• Records supplied:
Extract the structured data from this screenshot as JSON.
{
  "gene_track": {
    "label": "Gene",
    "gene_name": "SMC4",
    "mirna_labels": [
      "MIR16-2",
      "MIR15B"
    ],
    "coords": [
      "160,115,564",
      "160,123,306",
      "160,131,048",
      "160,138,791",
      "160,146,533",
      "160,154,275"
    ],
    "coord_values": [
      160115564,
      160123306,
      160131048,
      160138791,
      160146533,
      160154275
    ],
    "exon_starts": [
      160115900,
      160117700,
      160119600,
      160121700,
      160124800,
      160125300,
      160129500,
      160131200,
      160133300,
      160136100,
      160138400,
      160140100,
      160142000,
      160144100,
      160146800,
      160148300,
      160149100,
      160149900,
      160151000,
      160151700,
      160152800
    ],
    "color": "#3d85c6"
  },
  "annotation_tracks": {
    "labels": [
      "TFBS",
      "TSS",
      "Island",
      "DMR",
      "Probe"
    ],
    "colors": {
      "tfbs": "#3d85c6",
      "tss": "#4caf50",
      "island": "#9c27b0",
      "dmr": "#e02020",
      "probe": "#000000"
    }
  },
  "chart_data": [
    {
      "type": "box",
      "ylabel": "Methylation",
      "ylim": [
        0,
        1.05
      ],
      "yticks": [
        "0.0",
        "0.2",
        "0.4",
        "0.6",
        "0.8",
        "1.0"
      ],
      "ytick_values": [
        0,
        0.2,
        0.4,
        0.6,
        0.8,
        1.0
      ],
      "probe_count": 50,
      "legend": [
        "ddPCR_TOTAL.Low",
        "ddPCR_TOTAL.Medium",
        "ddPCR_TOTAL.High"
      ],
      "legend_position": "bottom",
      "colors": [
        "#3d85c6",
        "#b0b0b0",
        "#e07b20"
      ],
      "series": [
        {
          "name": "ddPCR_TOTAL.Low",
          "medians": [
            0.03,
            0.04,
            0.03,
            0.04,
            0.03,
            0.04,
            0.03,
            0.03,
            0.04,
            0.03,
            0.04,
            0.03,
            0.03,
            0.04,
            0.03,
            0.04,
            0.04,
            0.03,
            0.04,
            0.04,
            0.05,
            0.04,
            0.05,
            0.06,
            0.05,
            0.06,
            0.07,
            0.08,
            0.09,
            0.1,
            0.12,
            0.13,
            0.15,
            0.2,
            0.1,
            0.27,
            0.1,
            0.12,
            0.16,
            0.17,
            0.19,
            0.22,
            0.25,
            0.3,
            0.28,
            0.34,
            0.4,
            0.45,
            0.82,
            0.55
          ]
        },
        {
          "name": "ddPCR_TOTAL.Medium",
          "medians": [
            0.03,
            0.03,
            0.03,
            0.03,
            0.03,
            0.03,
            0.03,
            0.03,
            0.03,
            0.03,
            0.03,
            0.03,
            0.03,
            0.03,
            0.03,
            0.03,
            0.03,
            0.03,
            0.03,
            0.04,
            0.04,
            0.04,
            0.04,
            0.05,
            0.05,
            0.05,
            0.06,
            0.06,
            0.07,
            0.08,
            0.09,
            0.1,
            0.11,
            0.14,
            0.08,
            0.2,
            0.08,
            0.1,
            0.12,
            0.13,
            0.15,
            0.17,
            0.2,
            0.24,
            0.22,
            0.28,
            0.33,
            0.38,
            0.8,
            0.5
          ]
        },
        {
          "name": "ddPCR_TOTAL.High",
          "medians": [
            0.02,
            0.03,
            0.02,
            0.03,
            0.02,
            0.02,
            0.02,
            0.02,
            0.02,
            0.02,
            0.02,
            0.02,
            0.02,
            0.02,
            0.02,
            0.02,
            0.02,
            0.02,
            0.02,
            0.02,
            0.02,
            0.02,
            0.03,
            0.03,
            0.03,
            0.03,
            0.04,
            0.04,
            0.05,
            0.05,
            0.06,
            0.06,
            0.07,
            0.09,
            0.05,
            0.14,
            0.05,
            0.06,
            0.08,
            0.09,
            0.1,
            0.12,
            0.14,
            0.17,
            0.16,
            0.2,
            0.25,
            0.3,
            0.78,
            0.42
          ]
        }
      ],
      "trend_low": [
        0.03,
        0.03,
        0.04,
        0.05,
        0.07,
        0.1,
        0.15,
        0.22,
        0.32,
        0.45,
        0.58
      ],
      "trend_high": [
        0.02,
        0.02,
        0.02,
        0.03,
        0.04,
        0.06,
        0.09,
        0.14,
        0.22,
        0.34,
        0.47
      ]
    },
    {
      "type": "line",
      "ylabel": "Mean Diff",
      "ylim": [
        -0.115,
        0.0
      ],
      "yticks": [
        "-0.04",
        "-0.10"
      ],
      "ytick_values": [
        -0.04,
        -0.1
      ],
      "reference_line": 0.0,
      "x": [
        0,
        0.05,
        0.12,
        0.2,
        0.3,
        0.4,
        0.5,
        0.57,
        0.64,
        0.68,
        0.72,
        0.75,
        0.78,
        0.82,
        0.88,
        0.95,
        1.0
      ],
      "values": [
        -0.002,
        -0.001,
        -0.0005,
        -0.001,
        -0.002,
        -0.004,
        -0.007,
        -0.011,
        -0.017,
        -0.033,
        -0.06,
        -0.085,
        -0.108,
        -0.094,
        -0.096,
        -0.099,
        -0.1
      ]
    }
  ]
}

• Stated problem:
Copy each line of the data above without altering a single character.

• Answer to this task:
Extract the structured data from this screenshot as JSON.
{
  "gene_track": {
    "label": "Gene",
    "gene_name": "SMC4",
    "mirna_labels": [
      "MIR16-2",
      "MIR15B"
    ],
    "coords": [
      "160,115,564",
      "160,123,306",
      "160,131,048",
      "160,138,791",
      "160,146,533",
      "160,154,275"
    ],
    "coord_values": [
      160115564,
      160123306,
      160131048,
      160138791,
      160146533,
      160154275
    ],
    "exon_starts": [
      160115900,
      160117700,
      160119600,
      160121700,
      160124800,
      160125300,
      160129500,
      160131200,
      160133300,
      160136100,
      160138400,
      160140100,
      160142000,
      160144100,
      160146800,
      160148300,
      160149100,
      160149900,
      160151000,
      160151700,
      160152800
    ],
    "color": "#3d85c6"
  },
  "annotation_tracks": {
    "labels": [
      "TFBS",
      "TSS",
      "Island",
      "DMR",
      "Probe"
    ],
    "colors": {
      "tfbs": "#3d85c6",
      "tss": "#4caf50",
      "island": "#9c27b0",
      "dmr": "#e02020",
      "probe": "#000000"
    }
  },
  "chart_data": [
    {
      "type": "box",
      "ylabel": "Methylation",
      "ylim": [
        0,
        1.05
      ],
      "yticks": [
        "0.0",
        "0.2",
        "0.4",
        "0.6",
        "0.8",
        "1.0"
      ],
      "ytick_values": [
        0,
        0.2,
        0.4,
        0.6,
        0.8,
        1.0
      ],
      "probe_count": 50,
      "legend": [
        "ddPCR_TOTAL.Low",
        "ddPCR_TOTAL.Medium",
        "ddPCR_TOTAL.High"
      ],
      "legend_position": "bottom",
      "colors": [
        "#3d85c6",
        "#b0b0b0",
        "#e07b20"
      ],
      "series": [
        {
          "name": "ddPCR_TOTAL.Low",
          "medians": [
            0.03,
            0.04,
            0.03,
            0.04,
            0.03,
            0.04,
            0.03,
            0.03,
            0.04,
            0.03,
            0.04,
            0.03,
            0.03,
            0.04,
            0.03,
            0.04,
            0.04,
            0.03,
            0.04,
            0.04,
            0.05,
            0.04,
            0.05,
            0.06,
            0.05,
            0.06,
            0.07,
            0.08,
            0.09,
            0.1,
            0.12,
            0.13,
            0.15,
            0.2,
            0.1,
            0.27,
            0.1,
            0.12,
            0.16,
            0.17,
            0.19,
            0.22,
            0.25,
            0.3,
            0.28,
            0.34,
            0.4,
            0.45,
            0.82,
            0.55
          ]
        },
        {
          "name": "ddPCR_TOTAL.Medium",
          "medians": [
            0.03,
            0.03,
            0.03,
            0.03,
            0.03,
            0.03,
            0.03,
            0.03,
            0.03,
            0.03,
            0.03,
            0.03,
            0.03,
            0.03,
            0.03,
            0.03,
            0.03,
            0.03,
            0.03,
            0.04,
            0.04,
            0.04,
            0.04,
            0.05,
            0.05,
            0.05,
            0.06,
            0.06,
            0.07,
            0.08,
            0.09,
            0.1,
            0.11,
            0.14,
            0.08,
            0.2,
            0.08,
            0.1,
            0.12,
            0.13,
            0.15,
            0.17,
            0.2,
            0.24,
            0.22,
            0.28,
            0.33,
            0.38,
            0.8,
            0.5
          ]
        },
        {
          "name": "ddPCR_TOTAL.High",
          "medians": [
            0.02,
            0.03,
            0.02,
            0.03,
            0.02,
            0.02,
            0.02,
            0.02,
            0.02,
            0.02,
            0.02,
            0.02,
            0.02,
            0.02,
            0.02,
            0.02,
            0.02,
            0.02,
            0.02,
            0.02,
            0.02,
            0.02,
            0.03,
            0.03,
            0.03,
            0.03,
            0.04,
            0.04,
            0.05,
            0.05,
            0.06,
            0.06,
            0.07,
            0.09,
            0.05,
            0.14,
            0.05,
            0.06,
            0.08,
            0.09,
            0.1,
            0.12,
            0.14,
            0.17,
            0.16,
            0.2,
            0.25,
            0.3,
            0.78,
            0.42
          ]
        }
      ],
      "trend_low": [
        0.03,
        0.03,
        0.04,
        0.05,
        0.07,
        0.1,
        0.15,
        0.22,
        0.32,
        0.45,
        0.58
      ],
      "trend_high": [
        0.02,
        0.02,
        0.02,
        0.03,
        0.04,
        0.06,
        0.09,
        0.14,
        0.22,
        0.34,
        0.47
      ]
    },
    {
      "type": "line",
      "ylabel": "Mean Diff",
      "ylim": [
        -0.115,
        0.0
      ],
      "yticks": [
        "-0.04",
        "-0.10"
      ],
      "ytick_values": [
        -0.04,
        -0.1
      ],
      "reference_line": 0.0,
      "x": [
        0,
        0.05,
        0.12,
        0.2,
        0.3,
        0.4,
        0.5,
        0.57,
        0.64,
        0.68,
        0.72,
        0.75,
        0.78,
        0.82,
        0.88,
        0.95,
        1.0
      ],
      "values": [
        -0.002,
        -0.001,
        -0.0005,
        -0.001,
        -0.002,
        -0.004,
        -0.007,
        -0.011,
        -0.017,
        -0.033,
        -0.06,
        -0.085,
        -0.108,
        -0.094,
        -0.096,
        -0.099,
        -0.1
      ]
    }
  ]
}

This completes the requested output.